[Items from a data source]
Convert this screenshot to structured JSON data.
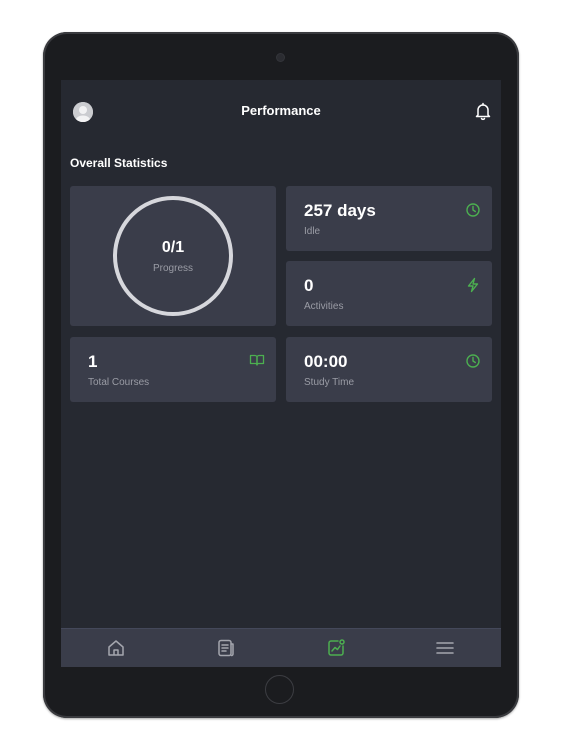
{
  "header": {
    "title": "Performance",
    "avatar_icon": "user-avatar-icon",
    "notification_icon": "bell-icon"
  },
  "section": {
    "title": "Overall Statistics"
  },
  "stats": {
    "progress": {
      "value": "0/1",
      "label": "Progress",
      "fraction": 0
    },
    "idle": {
      "value": "257 days",
      "label": "Idle",
      "icon": "clock-icon"
    },
    "activities": {
      "value": "0",
      "label": "Activities",
      "icon": "lightning-icon"
    },
    "courses": {
      "value": "1",
      "label": "Total Courses",
      "icon": "book-icon"
    },
    "study_time": {
      "value": "00:00",
      "label": "Study Time",
      "icon": "clock-icon"
    }
  },
  "nav": {
    "items": [
      {
        "name": "home",
        "icon": "home-icon",
        "active": false
      },
      {
        "name": "courses",
        "icon": "document-list-icon",
        "active": false
      },
      {
        "name": "performance",
        "icon": "chart-trend-icon",
        "active": true
      },
      {
        "name": "menu",
        "icon": "hamburger-menu-icon",
        "active": false
      }
    ]
  },
  "colors": {
    "accent": "#4caf50",
    "background": "#262931",
    "card": "#3a3d4a",
    "text_muted": "#9a9ca5"
  }
}
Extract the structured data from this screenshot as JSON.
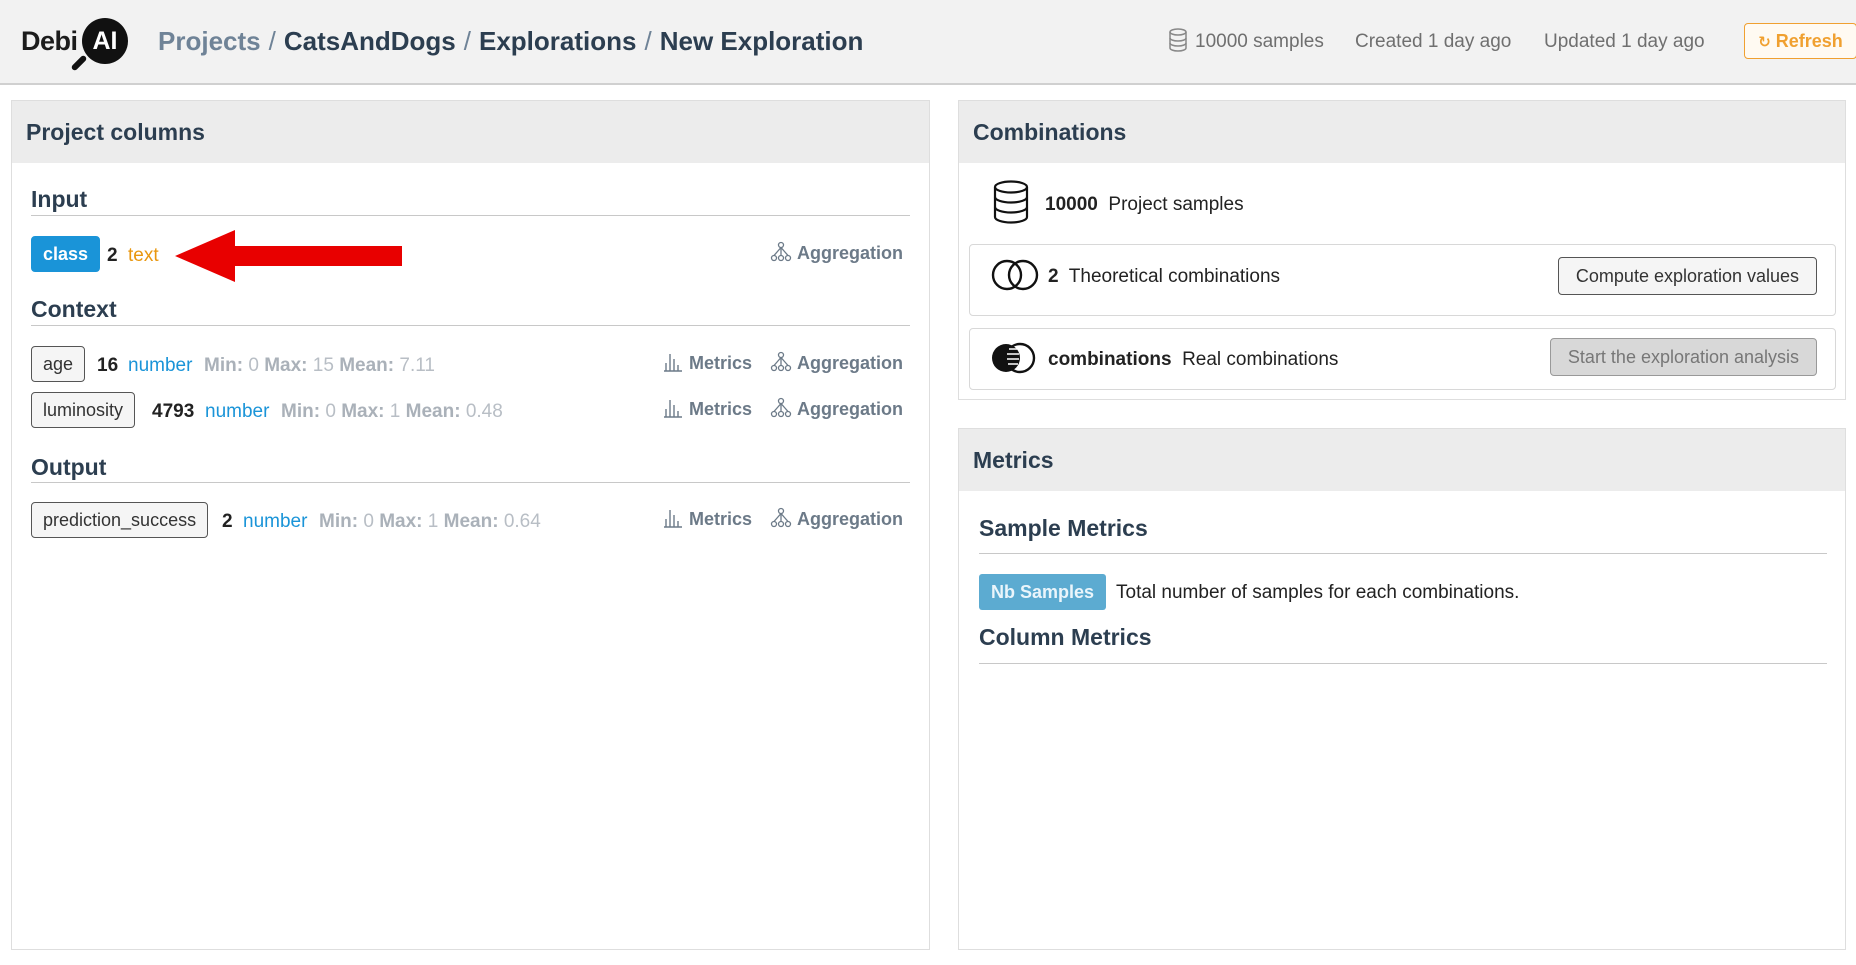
{
  "header": {
    "logo_text": "Debi",
    "logo_badge": "AI",
    "breadcrumb": [
      "Projects",
      "CatsAndDogs",
      "Explorations",
      "New Exploration"
    ],
    "separator": "/",
    "samples": "10000 samples",
    "created": "Created 1 day ago",
    "updated": "Updated 1 day ago",
    "refresh_label": "Refresh"
  },
  "columns_panel": {
    "title": "Project columns",
    "input": {
      "title": "Input",
      "rows": [
        {
          "name": "class",
          "count": "2",
          "type": "text",
          "action": "Aggregation"
        }
      ]
    },
    "context": {
      "title": "Context",
      "rows": [
        {
          "name": "age",
          "count": "16",
          "type": "number",
          "min_label": "Min:",
          "min": "0",
          "max_label": "Max:",
          "max": "15",
          "mean_label": "Mean:",
          "mean": "7.11",
          "metrics": "Metrics",
          "aggregation": "Aggregation"
        },
        {
          "name": "luminosity",
          "count": "4793",
          "type": "number",
          "min_label": "Min:",
          "min": "0",
          "max_label": "Max:",
          "max": "1",
          "mean_label": "Mean:",
          "mean": "0.48",
          "metrics": "Metrics",
          "aggregation": "Aggregation"
        }
      ]
    },
    "output": {
      "title": "Output",
      "rows": [
        {
          "name": "prediction_success",
          "count": "2",
          "type": "number",
          "min_label": "Min:",
          "min": "0",
          "max_label": "Max:",
          "max": "1",
          "mean_label": "Mean:",
          "mean": "0.64",
          "metrics": "Metrics",
          "aggregation": "Aggregation"
        }
      ]
    }
  },
  "combinations_panel": {
    "title": "Combinations",
    "project_samples": {
      "value": "10000",
      "label": "Project samples"
    },
    "theoretical": {
      "value": "2",
      "label": "Theoretical combinations",
      "button": "Compute exploration values"
    },
    "real": {
      "value": "combinations",
      "label": "Real combinations",
      "button": "Start the exploration analysis"
    }
  },
  "metrics_panel": {
    "title": "Metrics",
    "sample_metrics_title": "Sample Metrics",
    "nb_samples_badge": "Nb Samples",
    "nb_samples_desc": "Total number of samples for each combinations.",
    "column_metrics_title": "Column Metrics"
  },
  "colors": {
    "accent_blue": "#1a94d8",
    "accent_orange": "#f0a030",
    "arrow_red": "#e80000"
  }
}
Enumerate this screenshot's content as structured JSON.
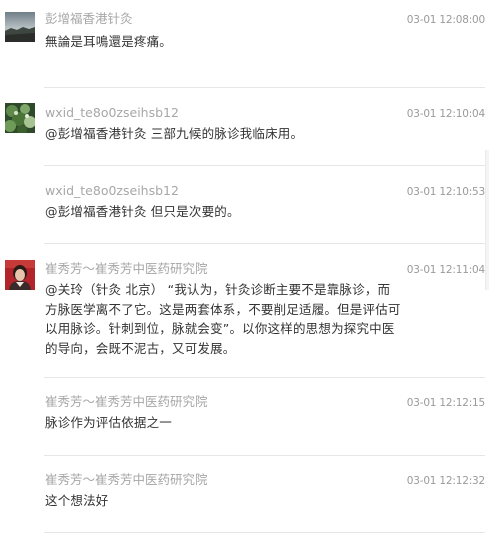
{
  "comments": [
    {
      "username": "彭增福香港针灸",
      "timestamp": "03-01 12:08:00",
      "lines": [
        "無論是耳鳴還是疼痛。"
      ],
      "avatar": "landscape-avatar"
    },
    {
      "username": "wxid_te8o0zseihsb12",
      "timestamp": "03-01 12:10:04",
      "lines": [
        "@彭增福香港针灸 三部九候的脉诊我临床用。"
      ],
      "avatar": "plant-avatar"
    },
    {
      "username": "wxid_te8o0zseihsb12",
      "timestamp": "03-01 12:10:53",
      "lines": [
        "@彭增福香港针灸 但只是次要的。"
      ]
    },
    {
      "username": "崔秀芳～崔秀芳中医药研究院",
      "timestamp": "03-01 12:11:04",
      "lines": [
        "@关玲（针灸 北京）  “我认为，针灸诊断主要不是靠脉诊，而",
        "方脉医学离不了它。这是两套体系，不要削足适履。但是评估可",
        "以用脉诊。针刺到位，脉就会变”。以你这样的思想为探究中医",
        "的导向，会既不泥古，又可发展。"
      ],
      "avatar": "person-avatar"
    },
    {
      "username": "崔秀芳～崔秀芳中医药研究院",
      "timestamp": "03-01 12:12:15",
      "lines": [
        "脉诊作为评估依据之一"
      ]
    },
    {
      "username": "崔秀芳～崔秀芳中医药研究院",
      "timestamp": "03-01 12:12:32",
      "lines": [
        "这个想法好"
      ]
    }
  ],
  "colors": {
    "username": "#a7a7a7",
    "timestamp": "#9a9a9a",
    "body_text": "#333333",
    "separator": "#e6e6e6"
  }
}
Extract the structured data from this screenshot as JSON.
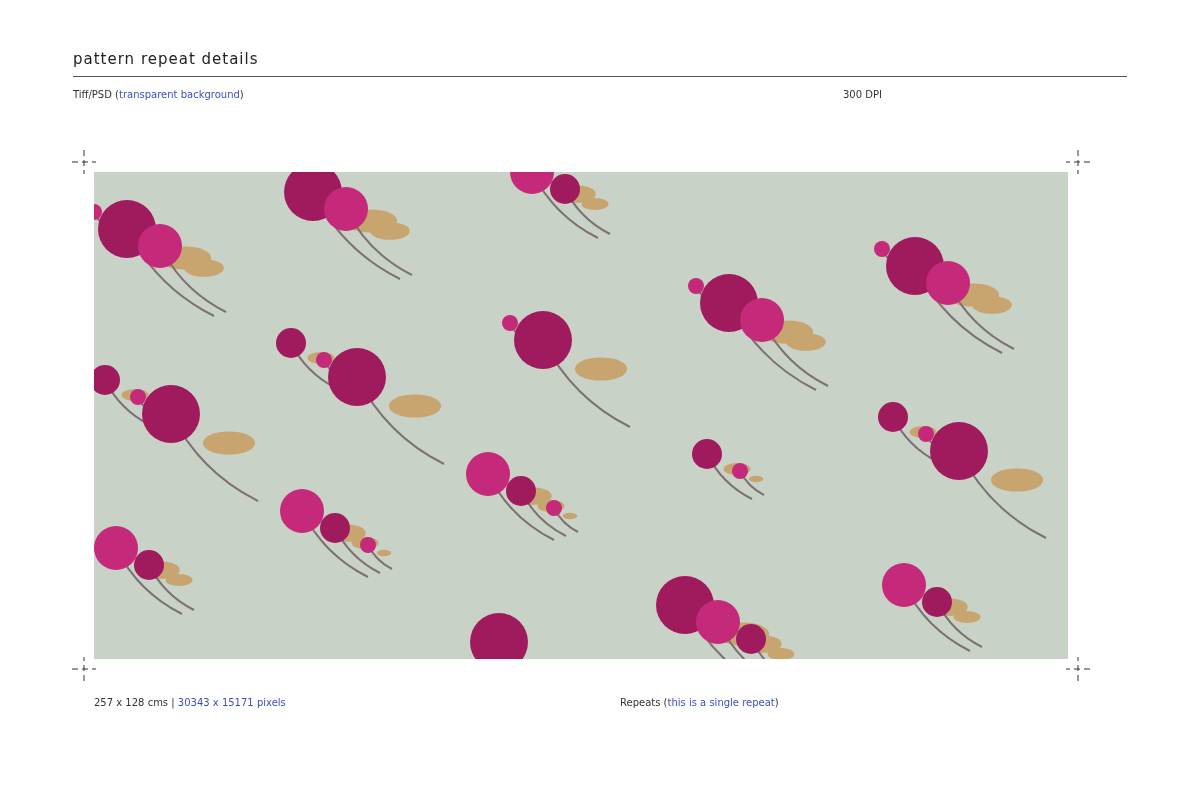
{
  "title": "pattern repeat details",
  "format": {
    "prefix": "Tiff/PSD (",
    "link": "transparent background",
    "suffix": ")"
  },
  "resolution": "300 DPI",
  "size": {
    "prefix": "257 x 128 cms | ",
    "link": "30343 x 15171 pixels"
  },
  "repeats": {
    "prefix": "Repeats (",
    "link": "this is a single repeat",
    "suffix": ")"
  }
}
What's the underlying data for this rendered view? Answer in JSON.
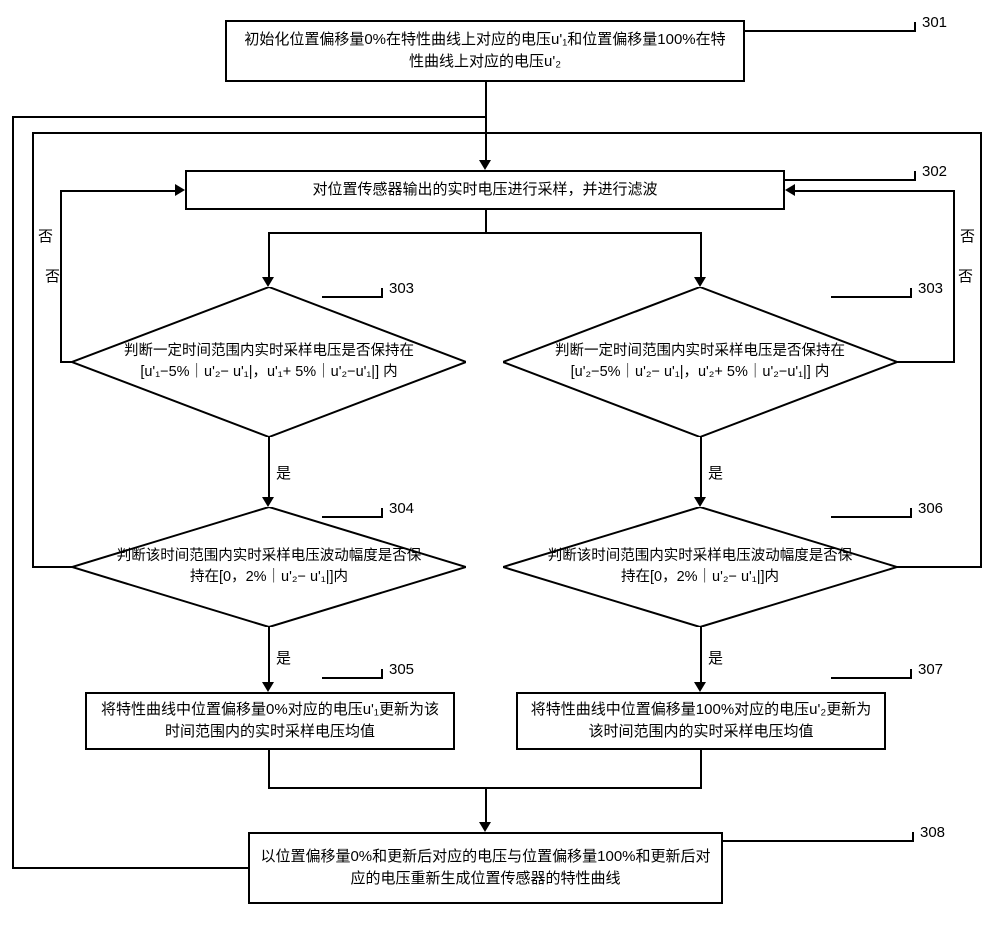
{
  "step301": "初始化位置偏移量0%在特性曲线上对应的电压u'₁和位置偏移量100%在特性曲线上对应的电压u'₂",
  "step302": "对位置传感器输出的实时电压进行采样，并进行滤波",
  "step303_left": "判断一定时间范围内实时采样电压是否保持在[u'₁−5%｜u'₂− u'₁|，u'₁+ 5%｜u'₂−u'₁|] 内",
  "step303_right": "判断一定时间范围内实时采样电压是否保持在[u'₂−5%｜u'₂− u'₁|，u'₂+ 5%｜u'₂−u'₁|] 内",
  "step304": "判断该时间范围内实时采样电压波动幅度是否保持在[0，2%｜u'₂− u'₁|]内",
  "step306": "判断该时间范围内实时采样电压波动幅度是否保持在[0，2%｜u'₂− u'₁|]内",
  "step305": "将特性曲线中位置偏移量0%对应的电压u'₁更新为该时间范围内的实时采样电压均值",
  "step307": "将特性曲线中位置偏移量100%对应的电压u'₂更新为该时间范围内的实时采样电压均值",
  "step308": "以位置偏移量0%和更新后对应的电压与位置偏移量100%和更新后对应的电压重新生成位置传感器的特性曲线",
  "ref301": "301",
  "ref302": "302",
  "ref303a": "303",
  "ref303b": "303",
  "ref304": "304",
  "ref305": "305",
  "ref306": "306",
  "ref307": "307",
  "ref308": "308",
  "yes": "是",
  "no": "否"
}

- Directions
Repeat the material verbatim. Do not carry over any picture.

- Final result
Convert this screenshot to structured JSON data.
{
  "header": {
    "title": "Performance",
    "avatar_icon": "user-avatar-icon",
    "notification_icon": "bell-icon"
  },
  "section": {
    "title": "Overall Statistics"
  },
  "stats": {
    "progress": {
      "value": "0/1",
      "label": "Progress",
      "fraction": 0
    },
    "idle": {
      "value": "257 days",
      "label": "Idle",
      "icon": "clock-icon"
    },
    "activities": {
      "value": "0",
      "label": "Activities",
      "icon": "lightning-icon"
    },
    "courses": {
      "value": "1",
      "label": "Total Courses",
      "icon": "book-icon"
    },
    "study_time": {
      "value": "00:00",
      "label": "Study Time",
      "icon": "clock-icon"
    }
  },
  "nav": {
    "items": [
      {
        "name": "home",
        "icon": "home-icon",
        "active": false
      },
      {
        "name": "courses",
        "icon": "document-list-icon",
        "active": false
      },
      {
        "name": "performance",
        "icon": "chart-trend-icon",
        "active": true
      },
      {
        "name": "menu",
        "icon": "hamburger-menu-icon",
        "active": false
      }
    ]
  },
  "colors": {
    "accent": "#4caf50",
    "background": "#262931",
    "card": "#3a3d4a",
    "text_muted": "#9a9ca5"
  }
}
Extract the structured data from this screenshot as JSON.
{
  "header": {
    "logo_text": "Debi",
    "logo_badge": "AI",
    "breadcrumb": [
      "Projects",
      "CatsAndDogs",
      "Explorations",
      "New Exploration"
    ],
    "separator": "/",
    "samples": "10000 samples",
    "created": "Created 1 day ago",
    "updated": "Updated 1 day ago",
    "refresh_label": "Refresh"
  },
  "columns_panel": {
    "title": "Project columns",
    "input": {
      "title": "Input",
      "rows": [
        {
          "name": "class",
          "count": "2",
          "type": "text",
          "action": "Aggregation"
        }
      ]
    },
    "context": {
      "title": "Context",
      "rows": [
        {
          "name": "age",
          "count": "16",
          "type": "number",
          "min_label": "Min:",
          "min": "0",
          "max_label": "Max:",
          "max": "15",
          "mean_label": "Mean:",
          "mean": "7.11",
          "metrics": "Metrics",
          "aggregation": "Aggregation"
        },
        {
          "name": "luminosity",
          "count": "4793",
          "type": "number",
          "min_label": "Min:",
          "min": "0",
          "max_label": "Max:",
          "max": "1",
          "mean_label": "Mean:",
          "mean": "0.48",
          "metrics": "Metrics",
          "aggregation": "Aggregation"
        }
      ]
    },
    "output": {
      "title": "Output",
      "rows": [
        {
          "name": "prediction_success",
          "count": "2",
          "type": "number",
          "min_label": "Min:",
          "min": "0",
          "max_label": "Max:",
          "max": "1",
          "mean_label": "Mean:",
          "mean": "0.64",
          "metrics": "Metrics",
          "aggregation": "Aggregation"
        }
      ]
    }
  },
  "combinations_panel": {
    "title": "Combinations",
    "project_samples": {
      "value": "10000",
      "label": "Project samples"
    },
    "theoretical": {
      "value": "2",
      "label": "Theoretical combinations",
      "button": "Compute exploration values"
    },
    "real": {
      "value": "combinations",
      "label": "Real combinations",
      "button": "Start the exploration analysis"
    }
  },
  "metrics_panel": {
    "title": "Metrics",
    "sample_metrics_title": "Sample Metrics",
    "nb_samples_badge": "Nb Samples",
    "nb_samples_desc": "Total number of samples for each combinations.",
    "column_metrics_title": "Column Metrics"
  },
  "colors": {
    "accent_blue": "#1a94d8",
    "accent_orange": "#f0a030",
    "arrow_red": "#e80000"
  }
}
Enumerate this screenshot's content as structured JSON.
{
  "comments": [
    {
      "username": "彭增福香港针灸",
      "timestamp": "03-01 12:08:00",
      "lines": [
        "無論是耳鳴還是疼痛。"
      ],
      "avatar": "landscape-avatar"
    },
    {
      "username": "wxid_te8o0zseihsb12",
      "timestamp": "03-01 12:10:04",
      "lines": [
        "@彭增福香港针灸 三部九候的脉诊我临床用。"
      ],
      "avatar": "plant-avatar"
    },
    {
      "username": "wxid_te8o0zseihsb12",
      "timestamp": "03-01 12:10:53",
      "lines": [
        "@彭增福香港针灸 但只是次要的。"
      ]
    },
    {
      "username": "崔秀芳～崔秀芳中医药研究院",
      "timestamp": "03-01 12:11:04",
      "lines": [
        "@关玲（针灸 北京）  “我认为，针灸诊断主要不是靠脉诊，而",
        "方脉医学离不了它。这是两套体系，不要削足适履。但是评估可",
        "以用脉诊。针刺到位，脉就会变”。以你这样的思想为探究中医",
        "的导向，会既不泥古，又可发展。"
      ],
      "avatar": "person-avatar"
    },
    {
      "username": "崔秀芳～崔秀芳中医药研究院",
      "timestamp": "03-01 12:12:15",
      "lines": [
        "脉诊作为评估依据之一"
      ]
    },
    {
      "username": "崔秀芳～崔秀芳中医药研究院",
      "timestamp": "03-01 12:12:32",
      "lines": [
        "这个想法好"
      ]
    }
  ],
  "colors": {
    "username": "#a7a7a7",
    "timestamp": "#9a9a9a",
    "body_text": "#333333",
    "separator": "#e6e6e6"
  }
}
Extract the structured data from this screenshot as JSON.
{
  "title": "pattern repeat details",
  "format": {
    "prefix": "Tiff/PSD (",
    "link": "transparent background",
    "suffix": ")"
  },
  "resolution": "300 DPI",
  "size": {
    "prefix": "257 x 128 cms | ",
    "link": "30343 x 15171 pixels"
  },
  "repeats": {
    "prefix": "Repeats (",
    "link": "this is a single repeat",
    "suffix": ")"
  }
}
What's the underlying data for this rendered view? Answer in JSON.
{
  "step301": "初始化位置偏移量0%在特性曲线上对应的电压u'₁和位置偏移量100%在特性曲线上对应的电压u'₂",
  "step302": "对位置传感器输出的实时电压进行采样，并进行滤波",
  "step303_left": "判断一定时间范围内实时采样电压是否保持在[u'₁−5%｜u'₂− u'₁|，u'₁+ 5%｜u'₂−u'₁|] 内",
  "step303_right": "判断一定时间范围内实时采样电压是否保持在[u'₂−5%｜u'₂− u'₁|，u'₂+ 5%｜u'₂−u'₁|] 内",
  "step304": "判断该时间范围内实时采样电压波动幅度是否保持在[0，2%｜u'₂− u'₁|]内",
  "step306": "判断该时间范围内实时采样电压波动幅度是否保持在[0，2%｜u'₂− u'₁|]内",
  "step305": "将特性曲线中位置偏移量0%对应的电压u'₁更新为该时间范围内的实时采样电压均值",
  "step307": "将特性曲线中位置偏移量100%对应的电压u'₂更新为该时间范围内的实时采样电压均值",
  "step308": "以位置偏移量0%和更新后对应的电压与位置偏移量100%和更新后对应的电压重新生成位置传感器的特性曲线",
  "ref301": "301",
  "ref302": "302",
  "ref303a": "303",
  "ref303b": "303",
  "ref304": "304",
  "ref305": "305",
  "ref306": "306",
  "ref307": "307",
  "ref308": "308",
  "yes": "是",
  "no": "否"
}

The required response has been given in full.